## BEGIN

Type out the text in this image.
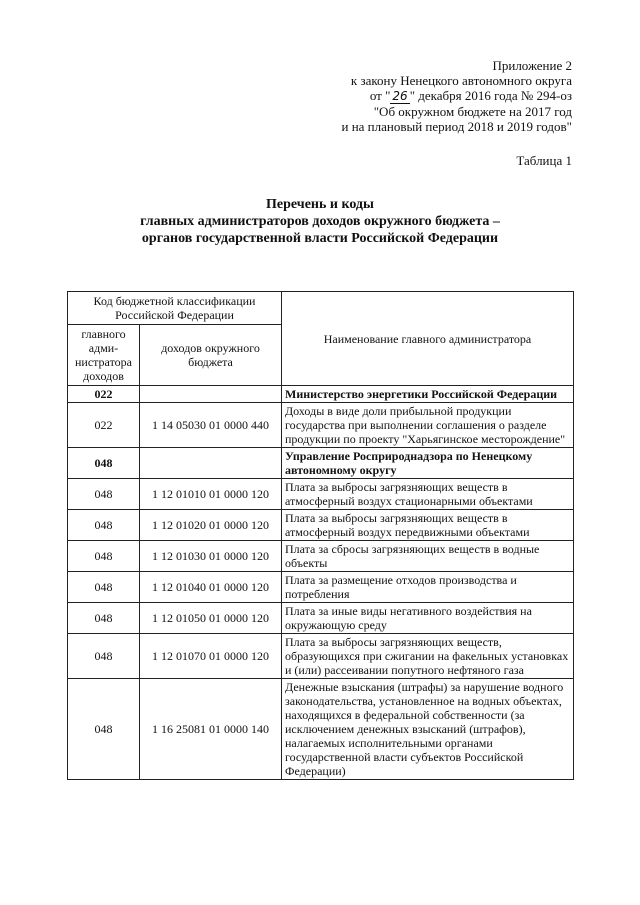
Приложение 2
к закону Ненецкого автономного округа
от " 26 " декабря 2016 года № 294-оз
"Об окружном бюджете на 2017 год
и на плановый период 2018 и 2019 годов"
Таблица 1
Перечень и коды
главных администраторов доходов окружного бюджета –
органов государственной власти Российской Федерации
Код бюджетной классификации Российской Федерации		Наименование главного администратора
главного адми-нистратора доходов	доходов окружного бюджета	
022		Министерство энергетики Российской Федерации
022	1 14 05030 01 0000 440	Доходы в виде доли прибыльной продукции государства при выполнении соглашения о разделе продукции по проекту "Харьягинское месторождение"
048		Управление Росприроднадзора по Ненецкому автономному округу
048	1 12 01010 01 0000 120	Плата за выбросы загрязняющих веществ в атмосферный воздух стационарными объектами
048	1 12 01020 01 0000 120	Плата за выбросы загрязняющих веществ в атмосферный воздух передвижными объектами
048	1 12 01030 01 0000 120	Плата за сбросы загрязняющих веществ в водные объекты
048	1 12 01040 01 0000 120	Плата за размещение отходов производства и потребления
048	1 12 01050 01 0000 120	Плата за иные виды негативного воздействия на окружающую среду
048	1 12 01070 01 0000 120	Плата за выбросы загрязняющих веществ, образующихся при сжигании на факельных установках и (или) рассеивании попутного нефтяного газа
048	1 16 25081 01 0000 140	Денежные взыскания (штрафы) за нарушение водного законодательства, установленное на водных объектах, находящихся в федеральной собственности (за исключением денежных взысканий (штрафов), налагаемых исполнительными органами государственной власти субъектов Российской Федерации)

## END

*Set problem:* Without the pictures, print the records in full, exactly as they appear.

*Response to this exercise:*
Type out the text in this image.
Приложение 2
к закону Ненецкого автономного округа
от " 26 " декабря 2016 года № 294-оз
"Об окружном бюджете на 2017 год
и на плановый период 2018 и 2019 годов"
Таблица 1
Перечень и коды
главных администраторов доходов окружного бюджета –
органов государственной власти Российской Федерации
Код бюджетной классификации Российской Федерации		Наименование главного администратора
главного адми-нистратора доходов	доходов окружного бюджета	
022		Министерство энергетики Российской Федерации
022	1 14 05030 01 0000 440	Доходы в виде доли прибыльной продукции государства при выполнении соглашения о разделе продукции по проекту "Харьягинское месторождение"
048		Управление Росприроднадзора по Ненецкому автономному округу
048	1 12 01010 01 0000 120	Плата за выбросы загрязняющих веществ в атмосферный воздух стационарными объектами
048	1 12 01020 01 0000 120	Плата за выбросы загрязняющих веществ в атмосферный воздух передвижными объектами
048	1 12 01030 01 0000 120	Плата за сбросы загрязняющих веществ в водные объекты
048	1 12 01040 01 0000 120	Плата за размещение отходов производства и потребления
048	1 12 01050 01 0000 120	Плата за иные виды негативного воздействия на окружающую среду
048	1 12 01070 01 0000 120	Плата за выбросы загрязняющих веществ, образующихся при сжигании на факельных установках и (или) рассеивании попутного нефтяного газа
048	1 16 25081 01 0000 140	Денежные взыскания (штрафы) за нарушение водного законодательства, установленное на водных объектах, находящихся в федеральной собственности (за исключением денежных взысканий (штрафов), налагаемых исполнительными органами государственной власти субъектов Российской Федерации)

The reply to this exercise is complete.